▶ WRITTEN INSTRUCTION:
The entries need to be copied exactly.

### DATASET ENTRIES

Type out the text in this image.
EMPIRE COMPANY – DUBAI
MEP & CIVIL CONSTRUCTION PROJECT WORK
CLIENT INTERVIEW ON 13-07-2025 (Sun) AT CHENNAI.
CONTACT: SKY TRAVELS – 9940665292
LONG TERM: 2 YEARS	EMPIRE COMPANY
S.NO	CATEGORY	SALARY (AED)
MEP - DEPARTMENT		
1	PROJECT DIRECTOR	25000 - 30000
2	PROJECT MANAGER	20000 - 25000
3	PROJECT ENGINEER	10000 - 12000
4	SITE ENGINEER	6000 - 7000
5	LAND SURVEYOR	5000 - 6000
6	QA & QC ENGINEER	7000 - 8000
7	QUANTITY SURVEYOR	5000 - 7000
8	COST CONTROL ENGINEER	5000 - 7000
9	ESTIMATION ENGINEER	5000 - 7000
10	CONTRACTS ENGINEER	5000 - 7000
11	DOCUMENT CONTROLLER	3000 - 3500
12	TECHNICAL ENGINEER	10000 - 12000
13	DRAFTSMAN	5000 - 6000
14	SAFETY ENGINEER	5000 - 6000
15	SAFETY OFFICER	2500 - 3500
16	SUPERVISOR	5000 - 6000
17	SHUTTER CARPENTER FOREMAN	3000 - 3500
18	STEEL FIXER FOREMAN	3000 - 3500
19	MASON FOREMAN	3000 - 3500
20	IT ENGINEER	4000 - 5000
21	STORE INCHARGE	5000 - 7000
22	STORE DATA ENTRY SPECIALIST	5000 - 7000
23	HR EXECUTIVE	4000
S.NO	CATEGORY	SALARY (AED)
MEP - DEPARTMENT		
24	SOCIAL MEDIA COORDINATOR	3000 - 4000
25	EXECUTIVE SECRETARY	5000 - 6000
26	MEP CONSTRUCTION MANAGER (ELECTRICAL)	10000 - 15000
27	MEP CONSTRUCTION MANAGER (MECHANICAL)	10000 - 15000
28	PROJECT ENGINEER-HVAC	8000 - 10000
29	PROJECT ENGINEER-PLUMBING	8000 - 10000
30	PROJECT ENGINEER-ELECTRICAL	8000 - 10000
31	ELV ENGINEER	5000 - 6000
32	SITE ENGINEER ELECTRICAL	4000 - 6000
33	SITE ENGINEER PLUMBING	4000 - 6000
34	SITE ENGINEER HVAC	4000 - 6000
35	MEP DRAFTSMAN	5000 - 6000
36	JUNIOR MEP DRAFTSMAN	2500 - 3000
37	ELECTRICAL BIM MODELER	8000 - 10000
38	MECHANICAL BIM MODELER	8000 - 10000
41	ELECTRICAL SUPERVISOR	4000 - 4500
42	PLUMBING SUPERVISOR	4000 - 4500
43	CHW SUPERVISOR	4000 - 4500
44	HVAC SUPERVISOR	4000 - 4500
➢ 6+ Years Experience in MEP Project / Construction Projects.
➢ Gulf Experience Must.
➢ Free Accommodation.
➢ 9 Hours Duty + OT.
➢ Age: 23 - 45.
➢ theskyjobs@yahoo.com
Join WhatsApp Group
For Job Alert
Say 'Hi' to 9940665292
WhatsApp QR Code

######

▶ PROBLEM SOLUTION:
Type out the text in this image.
EMPIRE COMPANY – DUBAI
MEP & CIVIL CONSTRUCTION PROJECT WORK
CLIENT INTERVIEW ON 13-07-2025 (Sun) AT CHENNAI.
CONTACT: SKY TRAVELS – 9940665292
LONG TERM: 2 YEARS	EMPIRE COMPANY
S.NO	CATEGORY	SALARY (AED)
MEP - DEPARTMENT		
1	PROJECT DIRECTOR	25000 - 30000
2	PROJECT MANAGER	20000 - 25000
3	PROJECT ENGINEER	10000 - 12000
4	SITE ENGINEER	6000 - 7000
5	LAND SURVEYOR	5000 - 6000
6	QA & QC ENGINEER	7000 - 8000
7	QUANTITY SURVEYOR	5000 - 7000
8	COST CONTROL ENGINEER	5000 - 7000
9	ESTIMATION ENGINEER	5000 - 7000
10	CONTRACTS ENGINEER	5000 - 7000
11	DOCUMENT CONTROLLER	3000 - 3500
12	TECHNICAL ENGINEER	10000 - 12000
13	DRAFTSMAN	5000 - 6000
14	SAFETY ENGINEER	5000 - 6000
15	SAFETY OFFICER	2500 - 3500
16	SUPERVISOR	5000 - 6000
17	SHUTTER CARPENTER FOREMAN	3000 - 3500
18	STEEL FIXER FOREMAN	3000 - 3500
19	MASON FOREMAN	3000 - 3500
20	IT ENGINEER	4000 - 5000
21	STORE INCHARGE	5000 - 7000
22	STORE DATA ENTRY SPECIALIST	5000 - 7000
23	HR EXECUTIVE	4000
S.NO	CATEGORY	SALARY (AED)
MEP - DEPARTMENT		
24	SOCIAL MEDIA COORDINATOR	3000 - 4000
25	EXECUTIVE SECRETARY	5000 - 6000
26	MEP CONSTRUCTION MANAGER (ELECTRICAL)	10000 - 15000
27	MEP CONSTRUCTION MANAGER (MECHANICAL)	10000 - 15000
28	PROJECT ENGINEER-HVAC	8000 - 10000
29	PROJECT ENGINEER-PLUMBING	8000 - 10000
30	PROJECT ENGINEER-ELECTRICAL	8000 - 10000
31	ELV ENGINEER	5000 - 6000
32	SITE ENGINEER ELECTRICAL	4000 - 6000
33	SITE ENGINEER PLUMBING	4000 - 6000
34	SITE ENGINEER HVAC	4000 - 6000
35	MEP DRAFTSMAN	5000 - 6000
36	JUNIOR MEP DRAFTSMAN	2500 - 3000
37	ELECTRICAL BIM MODELER	8000 - 10000
38	MECHANICAL BIM MODELER	8000 - 10000
41	ELECTRICAL SUPERVISOR	4000 - 4500
42	PLUMBING SUPERVISOR	4000 - 4500
43	CHW SUPERVISOR	4000 - 4500
44	HVAC SUPERVISOR	4000 - 4500
➢ 6+ Years Experience in MEP Project / Construction Projects.
➢ Gulf Experience Must.
➢ Free Accommodation.
➢ 9 Hours Duty + OT.
➢ Age: 23 - 45.
➢ theskyjobs@yahoo.com
Join WhatsApp Group
For Job Alert
Say 'Hi' to 9940665292
WhatsApp QR Code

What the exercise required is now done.